- Task goal -
Copy each line of the records below verbatim, for all of the records, and omit the pictures.

- Provided records -
◆ ◆ ◆

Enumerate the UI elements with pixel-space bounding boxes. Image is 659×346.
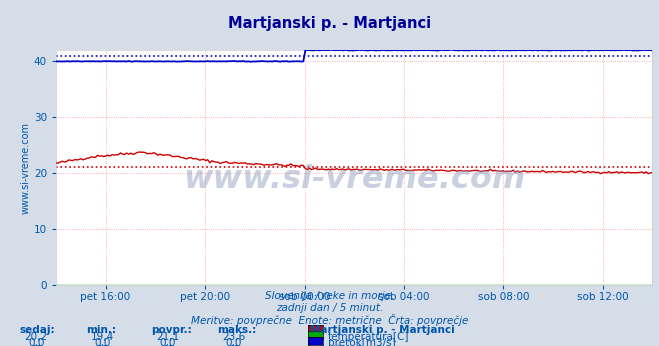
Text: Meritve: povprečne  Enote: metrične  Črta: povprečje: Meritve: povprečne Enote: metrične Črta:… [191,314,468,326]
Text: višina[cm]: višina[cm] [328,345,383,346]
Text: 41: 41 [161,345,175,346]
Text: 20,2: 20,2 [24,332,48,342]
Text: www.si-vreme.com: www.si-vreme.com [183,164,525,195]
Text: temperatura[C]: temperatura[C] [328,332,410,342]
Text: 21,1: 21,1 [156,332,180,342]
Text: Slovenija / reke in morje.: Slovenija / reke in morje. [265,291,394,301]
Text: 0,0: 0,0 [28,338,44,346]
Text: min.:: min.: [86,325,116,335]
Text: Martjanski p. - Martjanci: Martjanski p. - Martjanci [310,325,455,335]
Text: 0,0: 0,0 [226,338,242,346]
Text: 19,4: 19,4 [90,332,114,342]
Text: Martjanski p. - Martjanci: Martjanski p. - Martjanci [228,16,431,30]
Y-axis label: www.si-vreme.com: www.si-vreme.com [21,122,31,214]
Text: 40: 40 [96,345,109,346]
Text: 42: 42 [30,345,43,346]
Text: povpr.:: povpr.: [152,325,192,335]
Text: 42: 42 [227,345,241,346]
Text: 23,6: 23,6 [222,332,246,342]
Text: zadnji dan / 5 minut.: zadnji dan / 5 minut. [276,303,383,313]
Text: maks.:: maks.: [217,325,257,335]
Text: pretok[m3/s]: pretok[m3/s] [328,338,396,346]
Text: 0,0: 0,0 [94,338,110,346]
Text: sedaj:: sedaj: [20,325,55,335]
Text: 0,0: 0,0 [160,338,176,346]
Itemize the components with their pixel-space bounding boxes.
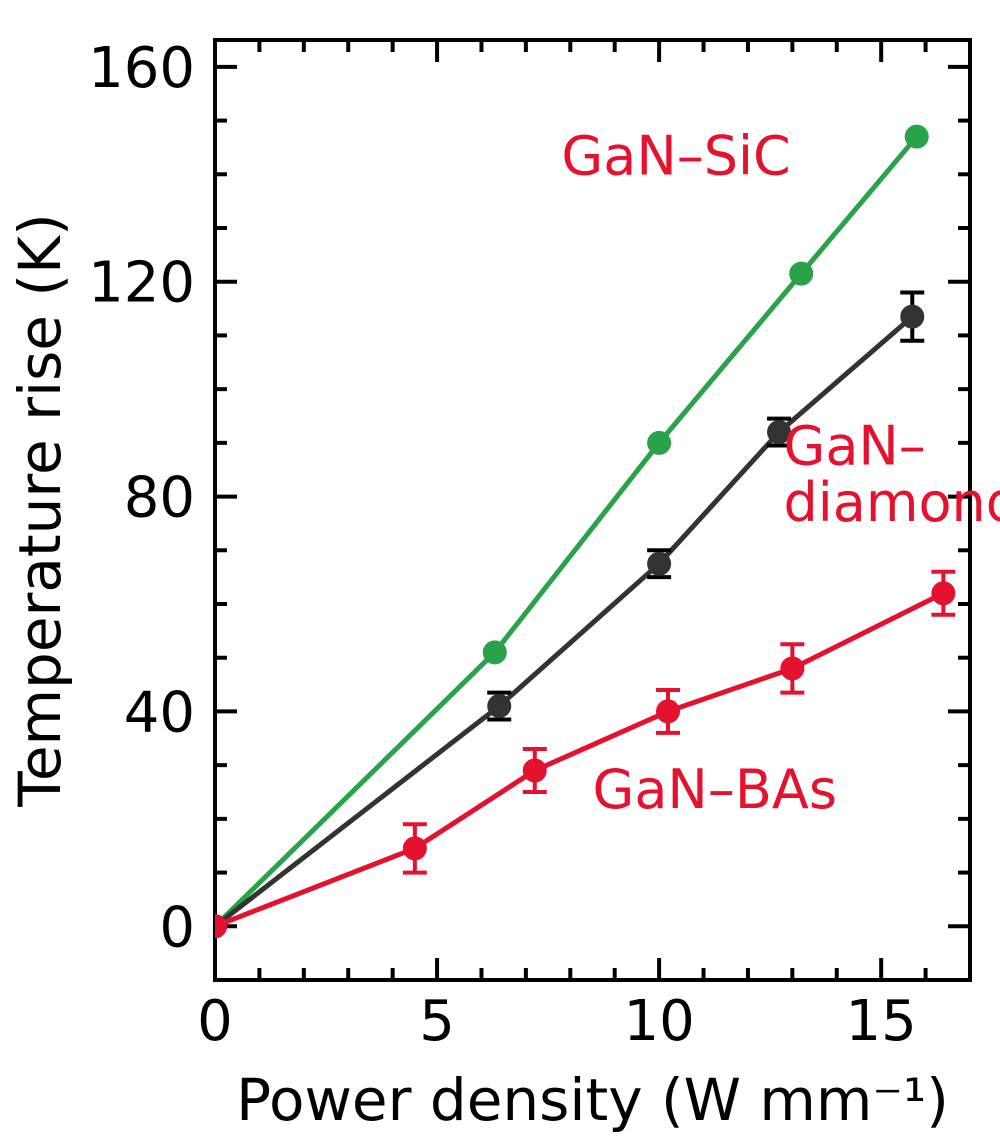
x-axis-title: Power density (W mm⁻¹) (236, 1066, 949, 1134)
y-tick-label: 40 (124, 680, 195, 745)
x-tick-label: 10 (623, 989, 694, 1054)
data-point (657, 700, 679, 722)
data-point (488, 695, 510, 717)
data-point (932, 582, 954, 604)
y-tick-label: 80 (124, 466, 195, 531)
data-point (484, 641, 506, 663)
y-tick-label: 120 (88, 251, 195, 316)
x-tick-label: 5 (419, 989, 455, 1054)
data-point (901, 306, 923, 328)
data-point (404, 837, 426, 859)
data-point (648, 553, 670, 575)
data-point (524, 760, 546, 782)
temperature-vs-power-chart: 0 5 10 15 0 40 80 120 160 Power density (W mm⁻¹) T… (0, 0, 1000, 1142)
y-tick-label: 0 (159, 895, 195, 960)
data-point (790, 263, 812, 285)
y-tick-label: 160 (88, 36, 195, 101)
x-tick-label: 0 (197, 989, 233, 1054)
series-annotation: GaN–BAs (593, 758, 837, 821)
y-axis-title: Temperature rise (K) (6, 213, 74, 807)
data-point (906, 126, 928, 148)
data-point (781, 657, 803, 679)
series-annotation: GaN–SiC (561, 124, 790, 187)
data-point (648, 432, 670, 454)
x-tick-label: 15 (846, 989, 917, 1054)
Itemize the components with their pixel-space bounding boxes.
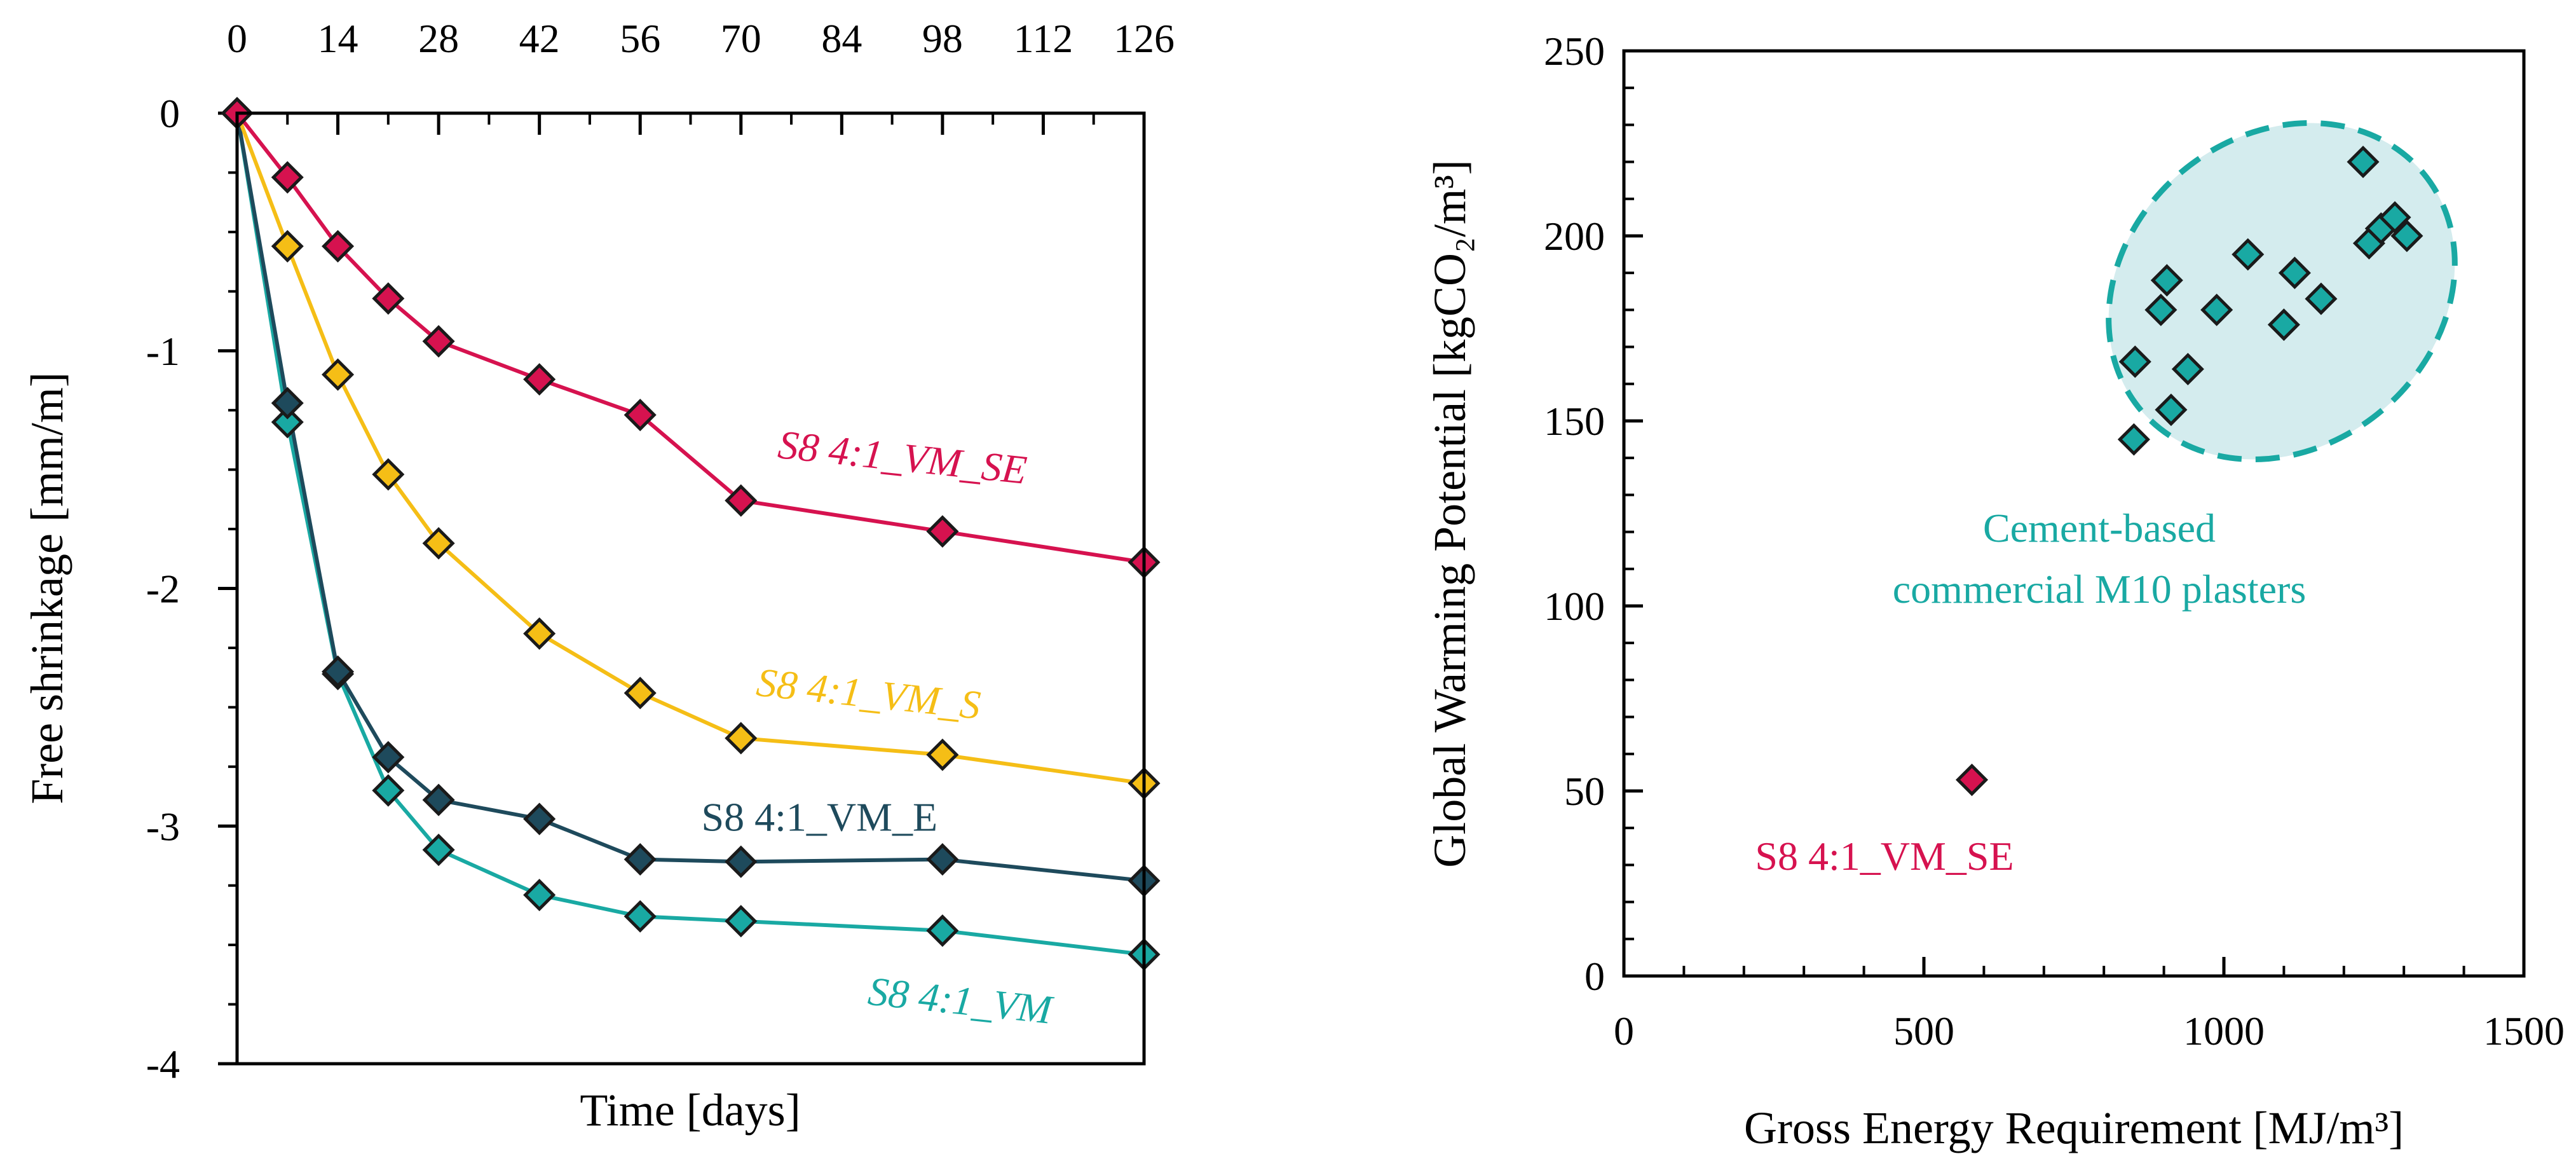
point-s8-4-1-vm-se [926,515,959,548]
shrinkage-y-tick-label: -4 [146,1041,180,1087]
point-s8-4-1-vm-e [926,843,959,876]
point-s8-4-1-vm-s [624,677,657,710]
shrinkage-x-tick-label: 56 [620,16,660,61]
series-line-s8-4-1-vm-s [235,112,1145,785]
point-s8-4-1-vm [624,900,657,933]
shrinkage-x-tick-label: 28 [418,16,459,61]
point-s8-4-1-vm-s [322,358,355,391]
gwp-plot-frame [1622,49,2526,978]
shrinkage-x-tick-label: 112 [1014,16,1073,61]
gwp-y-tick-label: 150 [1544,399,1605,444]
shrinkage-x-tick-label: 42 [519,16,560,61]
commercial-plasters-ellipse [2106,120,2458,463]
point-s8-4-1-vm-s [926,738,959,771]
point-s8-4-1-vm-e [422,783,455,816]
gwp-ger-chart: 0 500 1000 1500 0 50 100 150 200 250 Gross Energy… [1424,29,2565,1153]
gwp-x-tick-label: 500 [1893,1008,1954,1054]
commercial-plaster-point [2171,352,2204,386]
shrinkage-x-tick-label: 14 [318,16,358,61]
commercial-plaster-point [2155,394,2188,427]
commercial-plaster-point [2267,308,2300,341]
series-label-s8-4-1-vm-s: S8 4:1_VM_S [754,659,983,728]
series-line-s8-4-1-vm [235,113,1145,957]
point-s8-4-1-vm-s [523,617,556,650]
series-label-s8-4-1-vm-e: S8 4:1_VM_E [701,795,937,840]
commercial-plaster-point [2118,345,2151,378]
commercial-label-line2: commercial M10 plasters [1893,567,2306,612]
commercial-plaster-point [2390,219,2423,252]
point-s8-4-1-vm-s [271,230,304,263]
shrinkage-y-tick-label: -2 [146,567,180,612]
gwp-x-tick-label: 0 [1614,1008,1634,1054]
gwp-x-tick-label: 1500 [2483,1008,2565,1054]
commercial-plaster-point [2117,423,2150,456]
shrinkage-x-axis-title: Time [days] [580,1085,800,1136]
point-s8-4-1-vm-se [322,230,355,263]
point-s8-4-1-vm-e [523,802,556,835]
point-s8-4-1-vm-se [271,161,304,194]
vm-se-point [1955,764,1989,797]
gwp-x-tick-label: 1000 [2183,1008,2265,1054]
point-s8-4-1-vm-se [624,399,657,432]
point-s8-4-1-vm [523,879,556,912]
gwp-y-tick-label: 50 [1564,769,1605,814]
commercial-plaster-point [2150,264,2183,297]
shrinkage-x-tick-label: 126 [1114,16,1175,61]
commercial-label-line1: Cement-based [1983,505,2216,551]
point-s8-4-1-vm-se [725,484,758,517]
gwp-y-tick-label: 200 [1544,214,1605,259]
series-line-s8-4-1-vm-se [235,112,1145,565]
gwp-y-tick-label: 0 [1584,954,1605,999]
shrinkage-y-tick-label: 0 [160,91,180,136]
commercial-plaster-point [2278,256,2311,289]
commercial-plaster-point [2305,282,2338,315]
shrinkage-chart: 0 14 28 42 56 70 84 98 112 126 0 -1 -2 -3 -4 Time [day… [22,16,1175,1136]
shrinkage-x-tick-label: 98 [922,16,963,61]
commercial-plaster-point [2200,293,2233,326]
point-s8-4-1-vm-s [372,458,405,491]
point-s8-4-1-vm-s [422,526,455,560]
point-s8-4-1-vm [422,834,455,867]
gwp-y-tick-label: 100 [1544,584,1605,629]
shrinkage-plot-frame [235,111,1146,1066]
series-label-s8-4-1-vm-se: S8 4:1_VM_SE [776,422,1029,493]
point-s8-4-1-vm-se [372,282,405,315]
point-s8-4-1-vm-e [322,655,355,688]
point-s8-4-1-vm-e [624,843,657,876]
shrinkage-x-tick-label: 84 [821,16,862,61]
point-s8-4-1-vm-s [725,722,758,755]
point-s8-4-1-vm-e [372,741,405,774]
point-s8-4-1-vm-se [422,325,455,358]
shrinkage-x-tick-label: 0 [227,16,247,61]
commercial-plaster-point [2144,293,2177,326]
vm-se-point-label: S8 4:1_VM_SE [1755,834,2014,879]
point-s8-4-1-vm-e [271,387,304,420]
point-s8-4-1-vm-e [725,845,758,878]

◆ ◆ ◆

- Solution -
Enumerate the UI elements with pixel-space bounding boxes. Image is 659×346.
Text: Meritve: povprečne  Enote: metrične  Črta: povprečje: Meritve: povprečne Enote: metrične Črta:… [191,314,468,326]
Text: višina[cm]: višina[cm] [328,345,383,346]
Text: 41: 41 [161,345,175,346]
Text: 20,2: 20,2 [24,332,48,342]
Text: www.si-vreme.com: www.si-vreme.com [183,164,525,195]
Text: temperatura[C]: temperatura[C] [328,332,410,342]
Text: 21,1: 21,1 [156,332,180,342]
Text: Slovenija / reke in morje.: Slovenija / reke in morje. [265,291,394,301]
Text: 0,0: 0,0 [28,338,44,346]
Text: min.:: min.: [86,325,116,335]
Text: Martjanski p. - Martjanci: Martjanski p. - Martjanci [310,325,455,335]
Text: 0,0: 0,0 [226,338,242,346]
Text: 19,4: 19,4 [90,332,114,342]
Text: Martjanski p. - Martjanci: Martjanski p. - Martjanci [228,16,431,30]
Y-axis label: www.si-vreme.com: www.si-vreme.com [21,122,31,214]
Text: 40: 40 [96,345,109,346]
Text: 42: 42 [30,345,43,346]
Text: povpr.:: povpr.: [152,325,192,335]
Text: 42: 42 [227,345,241,346]
Text: 23,6: 23,6 [222,332,246,342]
Text: zadnji dan / 5 minut.: zadnji dan / 5 minut. [276,303,383,313]
Text: maks.:: maks.: [217,325,257,335]
Text: pretok[m3/s]: pretok[m3/s] [328,338,396,346]
Text: 0,0: 0,0 [94,338,110,346]
Text: sedaj:: sedaj: [20,325,55,335]
Text: 0,0: 0,0 [160,338,176,346]
Itemize the components with their pixel-space bounding boxes.
x-axis-title: Power density (W mm⁻¹) (236, 1066, 949, 1134)
y-tick-label: 40 (124, 680, 195, 745)
x-tick-label: 10 (623, 989, 694, 1054)
data-point (657, 700, 679, 722)
data-point (488, 695, 510, 717)
data-point (932, 582, 954, 604)
y-tick-label: 80 (124, 466, 195, 531)
data-point (484, 641, 506, 663)
y-tick-label: 120 (88, 251, 195, 316)
x-tick-label: 5 (419, 989, 455, 1054)
data-point (901, 306, 923, 328)
data-point (404, 837, 426, 859)
data-point (648, 553, 670, 575)
data-point (524, 760, 546, 782)
temperature-vs-power-chart: 0 5 10 15 0 40 80 120 160 Power density (W mm⁻¹) T… (0, 0, 1000, 1142)
y-tick-label: 0 (159, 895, 195, 960)
data-point (790, 263, 812, 285)
y-tick-label: 160 (88, 36, 195, 101)
x-tick-label: 0 (197, 989, 233, 1054)
series-annotation: GaN–BAs (593, 758, 837, 821)
y-axis-title: Temperature rise (K) (6, 213, 74, 807)
data-point (906, 126, 928, 148)
data-point (781, 657, 803, 679)
series-annotation: GaN–SiC (561, 124, 790, 187)
data-point (648, 432, 670, 454)
x-tick-label: 15 (846, 989, 917, 1054)
Itemize the components with their pixel-space bounding boxes.
point-s8-4-1-vm-se [926,515,959,548]
shrinkage-y-tick-label: -4 [146,1041,180,1087]
point-s8-4-1-vm-e [926,843,959,876]
point-s8-4-1-vm-s [624,677,657,710]
shrinkage-x-tick-label: 56 [620,16,660,61]
series-line-s8-4-1-vm-s [235,112,1145,785]
point-s8-4-1-vm [624,900,657,933]
shrinkage-x-tick-label: 28 [418,16,459,61]
point-s8-4-1-vm-s [322,358,355,391]
gwp-plot-frame [1622,49,2526,978]
shrinkage-x-tick-label: 112 [1014,16,1073,61]
gwp-y-tick-label: 150 [1544,399,1605,444]
shrinkage-x-tick-label: 42 [519,16,560,61]
commercial-plasters-ellipse [2106,120,2458,463]
point-s8-4-1-vm-s [926,738,959,771]
point-s8-4-1-vm-e [422,783,455,816]
gwp-ger-chart: 0 500 1000 1500 0 50 100 150 200 250 Gross Energy… [1424,29,2565,1153]
gwp-x-tick-label: 500 [1893,1008,1954,1054]
commercial-plaster-point [2171,352,2204,386]
shrinkage-x-tick-label: 14 [318,16,358,61]
commercial-plaster-point [2155,394,2188,427]
commercial-plaster-point [2267,308,2300,341]
series-label-s8-4-1-vm-s: S8 4:1_VM_S [754,659,983,728]
series-line-s8-4-1-vm [235,113,1145,957]
point-s8-4-1-vm-s [523,617,556,650]
series-label-s8-4-1-vm-e: S8 4:1_VM_E [701,795,937,840]
commercial-plaster-point [2118,345,2151,378]
commercial-label-line2: commercial M10 plasters [1893,567,2306,612]
commercial-plaster-point [2390,219,2423,252]
point-s8-4-1-vm-s [271,230,304,263]
shrinkage-y-tick-label: -2 [146,567,180,612]
gwp-x-tick-label: 0 [1614,1008,1634,1054]
gwp-x-tick-label: 1500 [2483,1008,2565,1054]
commercial-plaster-point [2117,423,2150,456]
shrinkage-x-axis-title: Time [days] [580,1085,800,1136]
point-s8-4-1-vm-se [322,230,355,263]
point-s8-4-1-vm-e [523,802,556,835]
point-s8-4-1-vm-se [271,161,304,194]
vm-se-point [1955,764,1989,797]
gwp-x-tick-label: 1000 [2183,1008,2265,1054]
point-s8-4-1-vm-se [624,399,657,432]
point-s8-4-1-vm [523,879,556,912]
gwp-y-tick-label: 50 [1564,769,1605,814]
commercial-plaster-point [2150,264,2183,297]
shrinkage-x-tick-label: 126 [1114,16,1175,61]
commercial-label-line1: Cement-based [1983,505,2216,551]
point-s8-4-1-vm-se [725,484,758,517]
gwp-y-tick-label: 200 [1544,214,1605,259]
series-line-s8-4-1-vm-se [235,112,1145,565]
gwp-y-tick-label: 0 [1584,954,1605,999]
shrinkage-y-tick-label: 0 [160,91,180,136]
commercial-plaster-point [2278,256,2311,289]
commercial-plaster-point [2305,282,2338,315]
shrinkage-chart: 0 14 28 42 56 70 84 98 112 126 0 -1 -2 -3 -4 Time [day… [22,16,1175,1136]
shrinkage-x-tick-label: 98 [922,16,963,61]
commercial-plaster-point [2200,293,2233,326]
point-s8-4-1-vm-s [372,458,405,491]
point-s8-4-1-vm-s [422,526,455,560]
point-s8-4-1-vm [422,834,455,867]
gwp-y-tick-label: 100 [1544,584,1605,629]
shrinkage-plot-frame [235,111,1146,1066]
series-label-s8-4-1-vm-se: S8 4:1_VM_SE [776,422,1029,493]
point-s8-4-1-vm-se [372,282,405,315]
point-s8-4-1-vm-e [322,655,355,688]
point-s8-4-1-vm-e [624,843,657,876]
shrinkage-x-tick-label: 84 [821,16,862,61]
point-s8-4-1-vm-s [725,722,758,755]
point-s8-4-1-vm-e [372,741,405,774]
point-s8-4-1-vm-se [422,325,455,358]
shrinkage-x-tick-label: 0 [227,16,247,61]
commercial-plaster-point [2144,293,2177,326]
vm-se-point-label: S8 4:1_VM_SE [1755,834,2014,879]
point-s8-4-1-vm-e [271,387,304,420]
point-s8-4-1-vm-e [725,845,758,878]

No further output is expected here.